#### DATASET EXCERPTS ####
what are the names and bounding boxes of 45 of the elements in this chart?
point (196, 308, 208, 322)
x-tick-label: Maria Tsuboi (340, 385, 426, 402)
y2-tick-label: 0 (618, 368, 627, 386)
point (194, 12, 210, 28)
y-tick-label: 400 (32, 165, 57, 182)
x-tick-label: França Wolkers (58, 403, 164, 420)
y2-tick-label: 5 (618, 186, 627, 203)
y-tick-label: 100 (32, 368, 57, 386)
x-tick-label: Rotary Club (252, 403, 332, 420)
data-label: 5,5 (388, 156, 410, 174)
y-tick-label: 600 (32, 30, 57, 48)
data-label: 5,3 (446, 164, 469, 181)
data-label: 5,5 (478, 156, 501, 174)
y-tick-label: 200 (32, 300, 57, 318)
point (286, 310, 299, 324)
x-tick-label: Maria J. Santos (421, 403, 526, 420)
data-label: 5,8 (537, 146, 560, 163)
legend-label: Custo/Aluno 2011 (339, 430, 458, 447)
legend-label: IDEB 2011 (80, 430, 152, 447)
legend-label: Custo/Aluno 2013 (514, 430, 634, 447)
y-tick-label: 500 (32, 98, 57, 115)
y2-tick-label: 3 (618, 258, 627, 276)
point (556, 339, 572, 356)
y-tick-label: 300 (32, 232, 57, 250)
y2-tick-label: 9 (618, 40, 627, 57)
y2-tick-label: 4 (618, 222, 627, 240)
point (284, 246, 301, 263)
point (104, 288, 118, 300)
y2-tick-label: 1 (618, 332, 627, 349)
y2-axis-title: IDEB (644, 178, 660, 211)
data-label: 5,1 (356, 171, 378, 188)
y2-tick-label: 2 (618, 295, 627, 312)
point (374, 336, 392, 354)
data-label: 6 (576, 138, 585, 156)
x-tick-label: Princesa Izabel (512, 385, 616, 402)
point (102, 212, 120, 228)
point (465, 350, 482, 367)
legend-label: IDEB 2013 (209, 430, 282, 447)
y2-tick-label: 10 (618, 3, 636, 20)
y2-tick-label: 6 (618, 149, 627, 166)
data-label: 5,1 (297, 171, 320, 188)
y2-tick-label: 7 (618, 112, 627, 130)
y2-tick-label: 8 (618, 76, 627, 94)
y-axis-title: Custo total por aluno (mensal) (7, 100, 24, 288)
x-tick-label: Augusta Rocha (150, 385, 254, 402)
####
DIRECTIONS: Copy out every one of the items above word for word, changing nothing.

OUTPUT BELOW:
what are the names and bounding boxes of 45 of the elements in this chart?
point (196, 308, 208, 322)
x-tick-label: Maria Tsuboi (340, 385, 426, 402)
y2-tick-label: 0 (618, 368, 627, 386)
point (194, 12, 210, 28)
y-tick-label: 400 (32, 165, 57, 182)
x-tick-label: França Wolkers (58, 403, 164, 420)
y2-tick-label: 5 (618, 186, 627, 203)
y-tick-label: 100 (32, 368, 57, 386)
x-tick-label: Rotary Club (252, 403, 332, 420)
data-label: 5,5 (388, 156, 410, 174)
y-tick-label: 600 (32, 30, 57, 48)
data-label: 5,3 (446, 164, 469, 181)
data-label: 5,5 (478, 156, 501, 174)
y-tick-label: 200 (32, 300, 57, 318)
point (286, 310, 299, 324)
x-tick-label: Maria J. Santos (421, 403, 526, 420)
data-label: 5,8 (537, 146, 560, 163)
legend-label: Custo/Aluno 2011 (339, 430, 458, 447)
legend-label: IDEB 2011 (80, 430, 152, 447)
legend-label: Custo/Aluno 2013 (514, 430, 634, 447)
y-tick-label: 500 (32, 98, 57, 115)
y2-tick-label: 3 (618, 258, 627, 276)
point (556, 339, 572, 356)
y-tick-label: 300 (32, 232, 57, 250)
y2-tick-label: 9 (618, 40, 627, 57)
y2-tick-label: 4 (618, 222, 627, 240)
point (284, 246, 301, 263)
point (104, 288, 118, 300)
y2-tick-label: 1 (618, 332, 627, 349)
y2-axis-title: IDEB (644, 178, 660, 211)
data-label: 5,1 (356, 171, 378, 188)
y2-tick-label: 2 (618, 295, 627, 312)
point (374, 336, 392, 354)
data-label: 6 (576, 138, 585, 156)
x-tick-label: Princesa Izabel (512, 385, 616, 402)
point (102, 212, 120, 228)
point (465, 350, 482, 367)
legend-label: IDEB 2013 (209, 430, 282, 447)
y2-tick-label: 10 (618, 3, 636, 20)
y2-tick-label: 6 (618, 149, 627, 166)
data-label: 5,1 (297, 171, 320, 188)
y2-tick-label: 7 (618, 112, 627, 130)
y2-tick-label: 8 (618, 76, 627, 94)
y-axis-title: Custo total por aluno (mensal) (7, 100, 24, 288)
x-tick-label: Augusta Rocha (150, 385, 254, 402)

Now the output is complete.